===== Dostarczony tekst =====

Nie wiem jak oni to robią, ale tak jak z wielu wege knajp wychodziłam z taką..dziurką w środku, jakby czegoś brakowało potrawom tam serwowanym (mięska brakowało niestety), tak tutaj? Kompletne zaskoczenie - przychodzę, zamawiam swój ulubiony creamy shio ramen i jestem pewna, że wyjdę usatysfakcjonowana!
Także polecam wszystkim - zarówno tym, którzy bez kawałka mięsa posiłku sobie nie wyobrażają, tak jak tych, co już przeszli na zieloną stronę życia :)
Miła niespodzianka. Krótka karta, mały lokal, bardzo dobrze zaprojektowane wnętrze, minimalistyczna kuchnia i najważniejsze : pyszne jedzenie. Spróbowałysmy z Paulą i Matyldą /dzięki nim tam trafiłam/ jak smakuje ramen a własciwie trzy jego wersje. Wszystkie fantastyczne. Miałysmy też szczęście - przystawka z miękkiego tofu, która w karcie figuruje jako unikat - była. Też pyszna i pięknie podana. Do tego miła atmosfera, urocza obsługa i dania podawane własciwie natychmiast. W nagrodę za stanie w kolejce /jest jeden minus/Małe miejsce jest urocze ale nie pomieści wszystkich chętnych, których nie brakuje nawet w niedzielny wieczór. Trzeba ten sukces powielić i powiększyć:)
Rewelacyjny ramen, świetne produkty, niesamowicie dużo aromatów i intensywnie wyczuwalne umami. Wyszłam najedzona i szczęśliwa. 5/5, 10/10 !!!
Mój pierwszy ramen w życiu! Było świetnie, bardzo smakowicie i w fajnym klimacie (plus za wystrój i muzykę). Obsługa bardzo miła. Jest trochę niewiele miejsca, ale dla da się to przeżyć.

===== Dostarczone dane =====

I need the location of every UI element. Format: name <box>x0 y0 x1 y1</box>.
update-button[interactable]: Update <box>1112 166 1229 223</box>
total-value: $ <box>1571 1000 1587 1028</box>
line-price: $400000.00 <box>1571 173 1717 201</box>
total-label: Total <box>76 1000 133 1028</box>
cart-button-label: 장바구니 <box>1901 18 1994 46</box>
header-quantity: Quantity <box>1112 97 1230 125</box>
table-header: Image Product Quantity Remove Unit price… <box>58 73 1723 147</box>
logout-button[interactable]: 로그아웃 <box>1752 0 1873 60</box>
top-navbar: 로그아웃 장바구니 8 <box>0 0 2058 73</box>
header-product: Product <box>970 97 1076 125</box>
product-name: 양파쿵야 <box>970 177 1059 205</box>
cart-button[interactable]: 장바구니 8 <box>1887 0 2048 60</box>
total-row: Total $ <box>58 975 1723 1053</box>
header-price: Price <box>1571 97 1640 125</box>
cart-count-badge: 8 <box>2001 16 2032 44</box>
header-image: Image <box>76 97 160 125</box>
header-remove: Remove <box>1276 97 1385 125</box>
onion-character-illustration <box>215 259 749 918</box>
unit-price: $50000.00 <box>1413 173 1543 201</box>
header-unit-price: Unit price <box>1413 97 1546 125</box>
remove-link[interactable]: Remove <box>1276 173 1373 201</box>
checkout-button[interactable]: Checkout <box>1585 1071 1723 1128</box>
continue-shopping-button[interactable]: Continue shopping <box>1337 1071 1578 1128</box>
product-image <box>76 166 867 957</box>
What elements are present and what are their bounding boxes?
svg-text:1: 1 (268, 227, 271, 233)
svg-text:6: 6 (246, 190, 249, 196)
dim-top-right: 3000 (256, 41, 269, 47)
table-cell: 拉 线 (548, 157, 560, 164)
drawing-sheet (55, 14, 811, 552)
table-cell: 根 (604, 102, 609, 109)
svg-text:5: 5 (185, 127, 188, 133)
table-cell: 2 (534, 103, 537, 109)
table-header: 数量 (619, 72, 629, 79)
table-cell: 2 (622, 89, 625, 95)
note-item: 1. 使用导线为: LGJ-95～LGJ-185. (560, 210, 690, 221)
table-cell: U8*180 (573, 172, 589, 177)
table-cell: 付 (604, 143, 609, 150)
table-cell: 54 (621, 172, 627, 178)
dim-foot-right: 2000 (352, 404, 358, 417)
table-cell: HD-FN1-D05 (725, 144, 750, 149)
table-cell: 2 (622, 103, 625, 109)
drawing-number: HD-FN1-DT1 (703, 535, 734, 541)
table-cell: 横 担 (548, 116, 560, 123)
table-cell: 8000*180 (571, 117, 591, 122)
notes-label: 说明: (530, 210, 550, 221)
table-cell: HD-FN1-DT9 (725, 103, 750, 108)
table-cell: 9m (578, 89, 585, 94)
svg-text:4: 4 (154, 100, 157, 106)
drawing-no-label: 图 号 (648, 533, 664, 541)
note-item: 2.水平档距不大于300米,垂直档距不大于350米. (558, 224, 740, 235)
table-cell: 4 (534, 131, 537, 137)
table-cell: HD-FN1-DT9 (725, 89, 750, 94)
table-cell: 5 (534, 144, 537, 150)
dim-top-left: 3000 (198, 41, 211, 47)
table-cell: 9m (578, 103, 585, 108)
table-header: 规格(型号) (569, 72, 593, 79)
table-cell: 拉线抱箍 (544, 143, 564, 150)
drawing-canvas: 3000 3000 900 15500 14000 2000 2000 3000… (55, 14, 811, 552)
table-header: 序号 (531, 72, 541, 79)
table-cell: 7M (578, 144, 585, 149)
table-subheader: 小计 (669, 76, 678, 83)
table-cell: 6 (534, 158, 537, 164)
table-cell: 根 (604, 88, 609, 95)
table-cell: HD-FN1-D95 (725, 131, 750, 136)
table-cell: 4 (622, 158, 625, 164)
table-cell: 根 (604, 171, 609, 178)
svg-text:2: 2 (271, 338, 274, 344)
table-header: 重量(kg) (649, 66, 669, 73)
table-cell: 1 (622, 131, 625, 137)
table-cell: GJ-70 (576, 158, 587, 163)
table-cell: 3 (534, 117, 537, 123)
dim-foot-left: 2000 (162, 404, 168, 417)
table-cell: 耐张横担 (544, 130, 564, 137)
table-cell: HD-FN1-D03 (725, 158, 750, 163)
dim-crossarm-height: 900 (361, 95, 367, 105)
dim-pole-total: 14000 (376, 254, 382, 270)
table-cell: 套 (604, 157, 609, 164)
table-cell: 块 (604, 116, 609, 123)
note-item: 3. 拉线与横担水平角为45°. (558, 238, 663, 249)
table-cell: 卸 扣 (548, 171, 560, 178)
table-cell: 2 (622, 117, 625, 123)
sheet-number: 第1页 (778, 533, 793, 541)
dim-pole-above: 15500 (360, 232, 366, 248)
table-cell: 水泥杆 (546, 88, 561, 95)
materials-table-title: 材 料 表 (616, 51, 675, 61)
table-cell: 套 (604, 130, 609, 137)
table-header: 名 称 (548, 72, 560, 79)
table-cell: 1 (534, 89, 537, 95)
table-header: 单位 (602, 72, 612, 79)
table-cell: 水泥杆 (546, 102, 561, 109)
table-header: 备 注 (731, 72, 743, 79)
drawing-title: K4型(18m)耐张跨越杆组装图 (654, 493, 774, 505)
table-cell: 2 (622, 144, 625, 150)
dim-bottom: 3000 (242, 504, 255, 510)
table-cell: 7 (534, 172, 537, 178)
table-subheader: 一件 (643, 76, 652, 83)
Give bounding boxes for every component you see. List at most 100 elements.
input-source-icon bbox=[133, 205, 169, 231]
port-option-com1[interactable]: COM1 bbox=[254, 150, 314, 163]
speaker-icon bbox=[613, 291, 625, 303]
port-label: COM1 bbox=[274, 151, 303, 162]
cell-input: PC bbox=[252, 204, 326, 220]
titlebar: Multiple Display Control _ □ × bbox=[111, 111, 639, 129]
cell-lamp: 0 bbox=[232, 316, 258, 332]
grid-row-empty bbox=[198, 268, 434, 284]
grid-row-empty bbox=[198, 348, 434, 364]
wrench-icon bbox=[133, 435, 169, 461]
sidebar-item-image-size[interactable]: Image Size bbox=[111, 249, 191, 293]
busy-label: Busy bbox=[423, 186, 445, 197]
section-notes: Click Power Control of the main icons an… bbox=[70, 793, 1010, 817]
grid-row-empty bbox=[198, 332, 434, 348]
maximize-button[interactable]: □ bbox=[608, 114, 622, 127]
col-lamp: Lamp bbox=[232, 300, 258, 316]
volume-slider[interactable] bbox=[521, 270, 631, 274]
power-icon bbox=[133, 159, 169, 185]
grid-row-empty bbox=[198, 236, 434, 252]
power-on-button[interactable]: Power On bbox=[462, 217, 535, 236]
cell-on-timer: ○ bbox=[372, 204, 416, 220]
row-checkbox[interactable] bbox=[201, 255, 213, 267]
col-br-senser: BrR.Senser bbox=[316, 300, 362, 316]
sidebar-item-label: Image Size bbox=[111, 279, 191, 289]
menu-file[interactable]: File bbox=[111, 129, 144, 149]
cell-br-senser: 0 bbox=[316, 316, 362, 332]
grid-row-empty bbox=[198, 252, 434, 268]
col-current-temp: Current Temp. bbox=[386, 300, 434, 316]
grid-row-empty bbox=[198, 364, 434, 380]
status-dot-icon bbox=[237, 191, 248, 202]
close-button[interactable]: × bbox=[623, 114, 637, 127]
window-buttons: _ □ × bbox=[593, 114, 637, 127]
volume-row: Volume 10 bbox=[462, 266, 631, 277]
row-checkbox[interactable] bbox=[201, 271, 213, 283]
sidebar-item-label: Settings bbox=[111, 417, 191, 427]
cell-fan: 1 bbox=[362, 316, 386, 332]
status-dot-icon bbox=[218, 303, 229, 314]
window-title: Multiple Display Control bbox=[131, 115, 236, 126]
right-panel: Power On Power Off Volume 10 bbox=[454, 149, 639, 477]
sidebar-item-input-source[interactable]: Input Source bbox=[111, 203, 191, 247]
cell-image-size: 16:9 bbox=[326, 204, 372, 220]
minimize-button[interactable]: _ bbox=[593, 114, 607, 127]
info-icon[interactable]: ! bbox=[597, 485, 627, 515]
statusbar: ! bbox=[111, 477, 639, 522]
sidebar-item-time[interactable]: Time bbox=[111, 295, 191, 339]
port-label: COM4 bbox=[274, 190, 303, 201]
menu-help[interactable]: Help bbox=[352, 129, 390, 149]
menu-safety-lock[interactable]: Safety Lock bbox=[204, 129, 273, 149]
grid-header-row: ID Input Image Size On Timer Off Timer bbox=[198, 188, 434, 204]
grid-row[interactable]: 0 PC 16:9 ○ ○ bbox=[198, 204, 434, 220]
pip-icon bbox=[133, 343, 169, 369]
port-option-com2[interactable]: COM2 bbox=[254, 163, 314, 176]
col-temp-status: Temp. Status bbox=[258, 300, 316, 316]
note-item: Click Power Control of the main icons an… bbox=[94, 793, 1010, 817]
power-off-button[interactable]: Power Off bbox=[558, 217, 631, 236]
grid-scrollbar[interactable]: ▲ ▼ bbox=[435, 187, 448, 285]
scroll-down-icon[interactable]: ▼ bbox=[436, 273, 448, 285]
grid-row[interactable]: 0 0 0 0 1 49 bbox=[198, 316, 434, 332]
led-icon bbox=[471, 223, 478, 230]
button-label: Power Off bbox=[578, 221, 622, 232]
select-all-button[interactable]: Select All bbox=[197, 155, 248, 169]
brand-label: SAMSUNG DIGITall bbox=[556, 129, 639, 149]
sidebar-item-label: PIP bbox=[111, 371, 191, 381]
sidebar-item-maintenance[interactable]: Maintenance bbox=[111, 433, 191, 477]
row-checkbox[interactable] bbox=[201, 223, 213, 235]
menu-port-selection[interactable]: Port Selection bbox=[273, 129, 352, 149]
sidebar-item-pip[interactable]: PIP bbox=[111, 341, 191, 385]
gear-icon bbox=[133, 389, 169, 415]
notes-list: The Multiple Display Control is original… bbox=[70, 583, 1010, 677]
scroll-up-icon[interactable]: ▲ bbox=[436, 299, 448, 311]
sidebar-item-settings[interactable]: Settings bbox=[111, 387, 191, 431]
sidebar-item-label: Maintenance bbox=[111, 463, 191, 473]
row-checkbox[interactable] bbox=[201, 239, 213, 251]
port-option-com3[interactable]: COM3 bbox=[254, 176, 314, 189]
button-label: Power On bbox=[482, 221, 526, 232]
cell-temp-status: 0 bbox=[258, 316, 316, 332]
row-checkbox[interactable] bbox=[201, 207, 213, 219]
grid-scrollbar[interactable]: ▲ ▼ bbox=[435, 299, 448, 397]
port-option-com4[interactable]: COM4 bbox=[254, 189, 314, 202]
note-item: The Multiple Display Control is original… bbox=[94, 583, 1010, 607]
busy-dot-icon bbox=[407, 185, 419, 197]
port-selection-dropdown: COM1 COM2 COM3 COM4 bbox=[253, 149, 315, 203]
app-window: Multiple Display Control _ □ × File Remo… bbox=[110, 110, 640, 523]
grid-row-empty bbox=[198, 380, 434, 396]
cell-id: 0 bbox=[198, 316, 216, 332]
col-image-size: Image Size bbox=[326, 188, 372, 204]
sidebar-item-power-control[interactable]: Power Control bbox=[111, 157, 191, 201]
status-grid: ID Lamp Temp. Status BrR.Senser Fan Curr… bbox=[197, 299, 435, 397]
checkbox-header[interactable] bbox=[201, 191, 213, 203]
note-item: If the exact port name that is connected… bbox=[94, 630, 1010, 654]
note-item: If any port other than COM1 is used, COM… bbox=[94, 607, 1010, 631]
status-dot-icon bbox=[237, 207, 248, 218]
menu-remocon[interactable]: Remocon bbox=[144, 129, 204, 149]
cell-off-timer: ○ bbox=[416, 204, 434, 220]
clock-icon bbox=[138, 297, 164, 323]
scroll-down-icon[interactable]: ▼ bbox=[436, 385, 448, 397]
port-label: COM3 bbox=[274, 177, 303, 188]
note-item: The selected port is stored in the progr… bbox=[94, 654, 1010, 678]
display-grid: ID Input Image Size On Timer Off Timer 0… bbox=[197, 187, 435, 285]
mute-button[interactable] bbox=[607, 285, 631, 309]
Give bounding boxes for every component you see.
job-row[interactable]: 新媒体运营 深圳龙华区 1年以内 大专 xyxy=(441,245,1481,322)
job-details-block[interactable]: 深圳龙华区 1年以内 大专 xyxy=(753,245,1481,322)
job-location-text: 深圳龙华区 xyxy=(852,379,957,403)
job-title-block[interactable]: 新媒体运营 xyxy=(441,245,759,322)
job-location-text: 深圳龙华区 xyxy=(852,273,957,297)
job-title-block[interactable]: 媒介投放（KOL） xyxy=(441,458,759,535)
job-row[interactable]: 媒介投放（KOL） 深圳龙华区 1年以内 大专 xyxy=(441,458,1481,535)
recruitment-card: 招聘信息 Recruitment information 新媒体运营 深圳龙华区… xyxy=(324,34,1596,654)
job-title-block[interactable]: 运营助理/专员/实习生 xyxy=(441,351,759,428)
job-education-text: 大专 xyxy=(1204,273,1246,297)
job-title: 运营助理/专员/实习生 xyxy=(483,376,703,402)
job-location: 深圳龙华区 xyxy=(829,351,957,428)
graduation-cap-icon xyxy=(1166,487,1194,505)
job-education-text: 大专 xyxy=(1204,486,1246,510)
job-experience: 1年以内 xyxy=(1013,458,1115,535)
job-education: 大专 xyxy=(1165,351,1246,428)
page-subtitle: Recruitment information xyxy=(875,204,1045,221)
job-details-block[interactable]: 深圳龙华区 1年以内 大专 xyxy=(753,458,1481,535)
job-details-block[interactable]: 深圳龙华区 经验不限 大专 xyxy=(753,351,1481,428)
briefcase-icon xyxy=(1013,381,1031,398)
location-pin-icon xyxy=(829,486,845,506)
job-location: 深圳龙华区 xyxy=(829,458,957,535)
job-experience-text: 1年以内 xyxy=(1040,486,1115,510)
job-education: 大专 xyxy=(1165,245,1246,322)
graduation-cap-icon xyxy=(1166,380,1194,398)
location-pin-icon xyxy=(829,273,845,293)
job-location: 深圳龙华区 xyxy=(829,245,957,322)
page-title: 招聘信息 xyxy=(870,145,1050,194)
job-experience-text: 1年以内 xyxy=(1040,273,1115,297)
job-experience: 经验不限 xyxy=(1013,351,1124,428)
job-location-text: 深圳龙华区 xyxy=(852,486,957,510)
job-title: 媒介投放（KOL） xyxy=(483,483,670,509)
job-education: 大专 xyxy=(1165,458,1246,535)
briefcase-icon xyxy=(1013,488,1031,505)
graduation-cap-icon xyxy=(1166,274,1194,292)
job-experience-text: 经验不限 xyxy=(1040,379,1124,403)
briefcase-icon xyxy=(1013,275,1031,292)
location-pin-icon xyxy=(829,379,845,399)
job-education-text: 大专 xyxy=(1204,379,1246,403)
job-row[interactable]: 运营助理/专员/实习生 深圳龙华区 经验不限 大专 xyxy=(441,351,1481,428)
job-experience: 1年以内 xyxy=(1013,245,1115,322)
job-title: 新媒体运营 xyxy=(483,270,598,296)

=====

● Do zrobienia
1. Odpowiedz krótko na pytania do opinii o ramenie:
(a) Jaki ramen zamawia osoba pisząca pierwszą opinię?
(b) Z czego jest przystawka, która w karcie figuruje jako unikat?
(c) Jakie oceny liczbowe podaje opinia zaczynająca się od słów „Rewelacyjny ramen”?
2. Kontynuuj opinie o ramenie, zaczynając po ostatnim zdaniu.

● Odpowiedzi do zadań
1.
(a) Creamy shio ramen.
(b) Z miękkiego tofu.
(c) 5/5 oraz 10/10.

2.
Przestańcie ich tak chwalić! Przestańcie pisać o wybitnych ramenach, o cudownym intensywnym smaku, na którego myśl leci ślina. Nie piszcie też o bardzo profesjonalnej i miłej obsłudze. Ani o tym że porcję są tak duże że po jednej miseczce wychodzi się najedzonym. Bo boję się że się zepsują i gdzie ja znajdę drugi tak przepyszny ramen ;)
Z kuchnią wegańską do ubiegłej środy łączyło mnie niewiele. Teraz chyba zacznie łączyć, a wszystko to za sprawą Vegan Ramen Shop. Ramen lubię, ale wegańskiego dotychczas nie jadłam. Wedle tego, co zapisane jest w niewielkiej karcie, na pierwszy raz szef kuchni poleca Creamy Shio. Jest to strzał w 10tkę: bulion jest delikatny i kremowy, mocno słony, o konkretnym, grzybowym aromacie. Do tego delikatny, mięciutki udon i szczypiorek na wierzchu... Moje niewegańskie serce i kubki smakowe zostały podbite. Na pewno wrócę, żeby spróbować Clear Shoyu i Spicy Miso!
O Ramenie już raz pisaliśmy, więc nie będziemy się powtarzać. Tym razem jednak będzie trochę inaczej. Gdy Doris zaproponowała wybranie się do Vege Ramen na Finlandzkiej miałem mieszane uczucia. Nie żebym miał coś do opcji wege. Wręcz przeciwnie. Natomiast wypowiedziane przez nią „podobno lepszy niż mięsny”, to był dla mnie o jeden most za daleko.
Jedzenie może być, Obsługa miła. Jednak lokal ciasny bez możliwości swobodnego jedzenia bo łokciami trąca się innych, do tego nie ma możliwości swobodnej rozmowy. Lokal oblegany, na miejsce przy blacie trzeba chwilę poczekać. Jednak dla mnie efektu wow nie było.
Vegan Ramen Shop odwiedziliśmy w weekend, ok 20. Lokal był pełen, mieliśmy szczęście, że nie musieliśmy czekać w kolejce. W środku i na zewnętrz jest niewiele miejsca, nie ma stolików, siedzi się na stolkach barowych. Wystrój czysty, jasno, ładnie pachnie jedzeniem. Mikro kuchnia. Na dłuższe posiedzenie nie ma sensu. Nie spodziewałam się, wiec nie pytałam, ale krzesełka dla dzieci są dostępne.
Bardzo miła i zaangażowana obsługa, co dziwne, bo pracy mają po kokardke.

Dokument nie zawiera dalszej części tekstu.